------ Record extracts

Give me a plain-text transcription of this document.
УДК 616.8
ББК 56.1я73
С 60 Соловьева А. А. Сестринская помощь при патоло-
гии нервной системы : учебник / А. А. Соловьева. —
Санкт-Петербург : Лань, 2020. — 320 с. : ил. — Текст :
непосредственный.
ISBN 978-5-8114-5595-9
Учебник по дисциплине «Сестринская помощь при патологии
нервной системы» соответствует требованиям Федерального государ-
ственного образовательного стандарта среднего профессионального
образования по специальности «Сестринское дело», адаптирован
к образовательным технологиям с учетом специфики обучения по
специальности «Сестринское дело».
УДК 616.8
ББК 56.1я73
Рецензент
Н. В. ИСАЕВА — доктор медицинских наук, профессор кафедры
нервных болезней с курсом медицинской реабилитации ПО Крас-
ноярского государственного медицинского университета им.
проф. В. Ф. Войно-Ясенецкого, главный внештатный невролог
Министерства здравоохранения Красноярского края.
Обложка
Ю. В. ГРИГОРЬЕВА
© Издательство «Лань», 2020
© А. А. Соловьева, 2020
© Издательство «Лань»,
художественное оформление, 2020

------------

§ **What is asked**
How many lines of the entries above hold the string "специальности"? Reply with the number alone.

§ **Solution to the exercise**
2